● DATA LINES:
━━━━━━━━━━━━━━━━━━━━━━━━━━━━━━

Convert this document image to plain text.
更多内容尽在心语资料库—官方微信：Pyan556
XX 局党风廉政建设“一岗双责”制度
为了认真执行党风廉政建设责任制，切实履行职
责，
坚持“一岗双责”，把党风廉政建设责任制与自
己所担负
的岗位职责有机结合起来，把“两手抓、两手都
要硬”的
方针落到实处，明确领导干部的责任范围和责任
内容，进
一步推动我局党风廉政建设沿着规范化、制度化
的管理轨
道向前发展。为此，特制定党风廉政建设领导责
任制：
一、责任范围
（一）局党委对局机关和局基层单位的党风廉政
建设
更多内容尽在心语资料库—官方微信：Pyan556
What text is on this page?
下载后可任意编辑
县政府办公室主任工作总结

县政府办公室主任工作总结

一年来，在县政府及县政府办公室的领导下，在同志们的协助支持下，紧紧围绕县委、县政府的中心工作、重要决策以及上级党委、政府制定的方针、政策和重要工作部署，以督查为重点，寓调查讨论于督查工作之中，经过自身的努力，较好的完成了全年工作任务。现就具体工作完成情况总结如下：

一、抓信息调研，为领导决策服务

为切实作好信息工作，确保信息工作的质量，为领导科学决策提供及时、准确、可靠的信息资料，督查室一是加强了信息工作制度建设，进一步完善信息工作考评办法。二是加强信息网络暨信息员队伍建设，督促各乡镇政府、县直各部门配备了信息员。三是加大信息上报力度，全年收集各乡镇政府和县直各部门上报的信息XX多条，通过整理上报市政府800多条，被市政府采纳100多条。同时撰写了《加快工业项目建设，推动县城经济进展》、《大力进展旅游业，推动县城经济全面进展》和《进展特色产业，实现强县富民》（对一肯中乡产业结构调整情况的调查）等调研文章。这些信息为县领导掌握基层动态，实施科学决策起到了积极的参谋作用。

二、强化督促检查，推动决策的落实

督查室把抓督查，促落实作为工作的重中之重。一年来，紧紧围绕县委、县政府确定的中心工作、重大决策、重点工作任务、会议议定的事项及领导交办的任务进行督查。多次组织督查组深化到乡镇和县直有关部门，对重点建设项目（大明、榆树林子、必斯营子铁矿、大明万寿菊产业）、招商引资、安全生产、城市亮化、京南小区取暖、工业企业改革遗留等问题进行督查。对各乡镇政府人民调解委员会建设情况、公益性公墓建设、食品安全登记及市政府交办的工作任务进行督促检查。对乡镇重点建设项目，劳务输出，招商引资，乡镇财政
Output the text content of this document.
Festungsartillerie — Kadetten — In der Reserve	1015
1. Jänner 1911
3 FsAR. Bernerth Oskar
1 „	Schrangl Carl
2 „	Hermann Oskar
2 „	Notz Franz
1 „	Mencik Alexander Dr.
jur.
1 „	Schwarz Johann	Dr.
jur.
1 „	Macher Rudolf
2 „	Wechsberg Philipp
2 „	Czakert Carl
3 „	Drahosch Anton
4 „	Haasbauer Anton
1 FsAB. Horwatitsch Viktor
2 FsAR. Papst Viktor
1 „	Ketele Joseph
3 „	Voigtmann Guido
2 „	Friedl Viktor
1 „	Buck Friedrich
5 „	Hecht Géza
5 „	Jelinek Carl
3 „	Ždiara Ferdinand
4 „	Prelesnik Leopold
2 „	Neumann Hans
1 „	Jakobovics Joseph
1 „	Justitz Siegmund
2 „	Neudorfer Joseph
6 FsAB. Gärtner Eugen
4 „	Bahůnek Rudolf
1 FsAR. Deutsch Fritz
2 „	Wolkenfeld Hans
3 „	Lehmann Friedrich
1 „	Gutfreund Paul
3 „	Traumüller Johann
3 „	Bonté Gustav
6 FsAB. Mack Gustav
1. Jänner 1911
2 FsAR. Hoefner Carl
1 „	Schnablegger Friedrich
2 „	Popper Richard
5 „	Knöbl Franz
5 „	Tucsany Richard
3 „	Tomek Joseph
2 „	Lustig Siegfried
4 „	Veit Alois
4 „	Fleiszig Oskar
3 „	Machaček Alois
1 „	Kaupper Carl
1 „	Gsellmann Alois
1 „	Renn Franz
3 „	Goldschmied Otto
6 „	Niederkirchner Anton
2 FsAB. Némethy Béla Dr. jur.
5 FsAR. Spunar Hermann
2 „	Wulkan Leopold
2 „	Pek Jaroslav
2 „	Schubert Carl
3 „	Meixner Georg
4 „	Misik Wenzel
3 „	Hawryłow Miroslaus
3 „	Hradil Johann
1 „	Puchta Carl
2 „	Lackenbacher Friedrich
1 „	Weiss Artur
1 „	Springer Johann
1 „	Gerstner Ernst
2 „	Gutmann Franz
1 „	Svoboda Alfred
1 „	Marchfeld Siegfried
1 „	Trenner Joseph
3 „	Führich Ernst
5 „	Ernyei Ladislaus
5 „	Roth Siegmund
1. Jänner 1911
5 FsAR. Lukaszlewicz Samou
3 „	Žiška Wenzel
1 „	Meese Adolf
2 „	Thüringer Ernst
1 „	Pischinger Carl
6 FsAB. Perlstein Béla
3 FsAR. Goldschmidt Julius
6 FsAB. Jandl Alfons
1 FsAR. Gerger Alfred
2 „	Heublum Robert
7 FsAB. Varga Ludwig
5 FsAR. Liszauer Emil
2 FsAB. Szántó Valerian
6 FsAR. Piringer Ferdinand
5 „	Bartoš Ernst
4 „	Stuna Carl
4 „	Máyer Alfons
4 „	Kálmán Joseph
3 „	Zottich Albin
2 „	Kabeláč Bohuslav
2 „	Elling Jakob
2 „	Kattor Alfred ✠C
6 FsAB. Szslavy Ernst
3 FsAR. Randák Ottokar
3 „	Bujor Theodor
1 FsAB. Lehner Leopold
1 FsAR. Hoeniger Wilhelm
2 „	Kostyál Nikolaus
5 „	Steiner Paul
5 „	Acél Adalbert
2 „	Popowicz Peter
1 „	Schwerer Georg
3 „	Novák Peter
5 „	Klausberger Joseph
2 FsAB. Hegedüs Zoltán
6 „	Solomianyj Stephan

━━━━━━━━━━━━━━━━━━━━━━━━━━━━━━

● SHORT PROBLEM: Print the records above in full, exactly.

● FULL ANSWER:
Convert this document image to plain text.
更多内容尽在心语资料库—官方微信：Pyan556
XX 局党风廉政建设“一岗双责”制度
为了认真执行党风廉政建设责任制，切实履行职
责，
坚持“一岗双责”，把党风廉政建设责任制与自
己所担负
的岗位职责有机结合起来，把“两手抓、两手都
要硬”的
方针落到实处，明确领导干部的责任范围和责任
内容，进
一步推动我局党风廉政建设沿着规范化、制度化
的管理轨
道向前发展。为此，特制定党风廉政建设领导责
任制：
一、责任范围
（一）局党委对局机关和局基层单位的党风廉政
建设
更多内容尽在心语资料库—官方微信：Pyan556
What text is on this page?
下载后可任意编辑
县政府办公室主任工作总结

县政府办公室主任工作总结

一年来，在县政府及县政府办公室的领导下，在同志们的协助支持下，紧紧围绕县委、县政府的中心工作、重要决策以及上级党委、政府制定的方针、政策和重要工作部署，以督查为重点，寓调查讨论于督查工作之中，经过自身的努力，较好的完成了全年工作任务。现就具体工作完成情况总结如下：

一、抓信息调研，为领导决策服务

为切实作好信息工作，确保信息工作的质量，为领导科学决策提供及时、准确、可靠的信息资料，督查室一是加强了信息工作制度建设，进一步完善信息工作考评办法。二是加强信息网络暨信息员队伍建设，督促各乡镇政府、县直各部门配备了信息员。三是加大信息上报力度，全年收集各乡镇政府和县直各部门上报的信息XX多条，通过整理上报市政府800多条，被市政府采纳100多条。同时撰写了《加快工业项目建设，推动县城经济进展》、《大力进展旅游业，推动县城经济全面进展》和《进展特色产业，实现强县富民》（对一肯中乡产业结构调整情况的调查）等调研文章。这些信息为县领导掌握基层动态，实施科学决策起到了积极的参谋作用。

二、强化督促检查，推动决策的落实

督查室把抓督查，促落实作为工作的重中之重。一年来，紧紧围绕县委、县政府确定的中心工作、重大决策、重点工作任务、会议议定的事项及领导交办的任务进行督查。多次组织督查组深化到乡镇和县直有关部门，对重点建设项目（大明、榆树林子、必斯营子铁矿、大明万寿菊产业）、招商引资、安全生产、城市亮化、京南小区取暖、工业企业改革遗留等问题进行督查。对各乡镇政府人民调解委员会建设情况、公益性公墓建设、食品安全登记及市政府交办的工作任务进行督促检查。对乡镇重点建设项目，劳务输出，招商引资，乡镇财政
Output the text content of this document.
Festungsartillerie — Kadetten — In der Reserve	1015
1. Jänner 1911
3 FsAR. Bernerth Oskar
1 „	Schrangl Carl
2 „	Hermann Oskar
2 „	Notz Franz
1 „	Mencik Alexander Dr.
jur.
1 „	Schwarz Johann	Dr.
jur.
1 „	Macher Rudolf
2 „	Wechsberg Philipp
2 „	Czakert Carl
3 „	Drahosch Anton
4 „	Haasbauer Anton
1 FsAB. Horwatitsch Viktor
2 FsAR. Papst Viktor
1 „	Ketele Joseph
3 „	Voigtmann Guido
2 „	Friedl Viktor
1 „	Buck Friedrich
5 „	Hecht Géza
5 „	Jelinek Carl
3 „	Ždiara Ferdinand
4 „	Prelesnik Leopold
2 „	Neumann Hans
1 „	Jakobovics Joseph
1 „	Justitz Siegmund
2 „	Neudorfer Joseph
6 FsAB. Gärtner Eugen
4 „	Bahůnek Rudolf
1 FsAR. Deutsch Fritz
2 „	Wolkenfeld Hans
3 „	Lehmann Friedrich
1 „	Gutfreund Paul
3 „	Traumüller Johann
3 „	Bonté Gustav
6 FsAB. Mack Gustav
1. Jänner 1911
2 FsAR. Hoefner Carl
1 „	Schnablegger Friedrich
2 „	Popper Richard
5 „	Knöbl Franz
5 „	Tucsany Richard
3 „	Tomek Joseph
2 „	Lustig Siegfried
4 „	Veit Alois
4 „	Fleiszig Oskar
3 „	Machaček Alois
1 „	Kaupper Carl
1 „	Gsellmann Alois
1 „	Renn Franz
3 „	Goldschmied Otto
6 „	Niederkirchner Anton
2 FsAB. Némethy Béla Dr. jur.
5 FsAR. Spunar Hermann
2 „	Wulkan Leopold
2 „	Pek Jaroslav
2 „	Schubert Carl
3 „	Meixner Georg
4 „	Misik Wenzel
3 „	Hawryłow Miroslaus
3 „	Hradil Johann
1 „	Puchta Carl
2 „	Lackenbacher Friedrich
1 „	Weiss Artur
1 „	Springer Johann
1 „	Gerstner Ernst
2 „	Gutmann Franz
1 „	Svoboda Alfred
1 „	Marchfeld Siegfried
1 „	Trenner Joseph
3 „	Führich Ernst
5 „	Ernyei Ladislaus
5 „	Roth Siegmund
1. Jänner 1911
5 FsAR. Lukaszlewicz Samou
3 „	Žiška Wenzel
1 „	Meese Adolf
2 „	Thüringer Ernst
1 „	Pischinger Carl
6 FsAB. Perlstein Béla
3 FsAR. Goldschmidt Julius
6 FsAB. Jandl Alfons
1 FsAR. Gerger Alfred
2 „	Heublum Robert
7 FsAB. Varga Ludwig
5 FsAR. Liszauer Emil
2 FsAB. Szántó Valerian
6 FsAR. Piringer Ferdinand
5 „	Bartoš Ernst
4 „	Stuna Carl
4 „	Máyer Alfons
4 „	Kálmán Joseph
3 „	Zottich Albin
2 „	Kabeláč Bohuslav
2 „	Elling Jakob
2 „	Kattor Alfred ✠C
6 FsAB. Szslavy Ernst
3 FsAR. Randák Ottokar
3 „	Bujor Theodor
1 FsAB. Lehner Leopold
1 FsAR. Hoeniger Wilhelm
2 „	Kostyál Nikolaus
5 „	Steiner Paul
5 „	Acél Adalbert
2 „	Popowicz Peter
1 „	Schwerer Georg
3 „	Novák Peter
5 „	Klausberger Joseph
2 FsAB. Hegedüs Zoltán
6 „	Solomianyj Stephan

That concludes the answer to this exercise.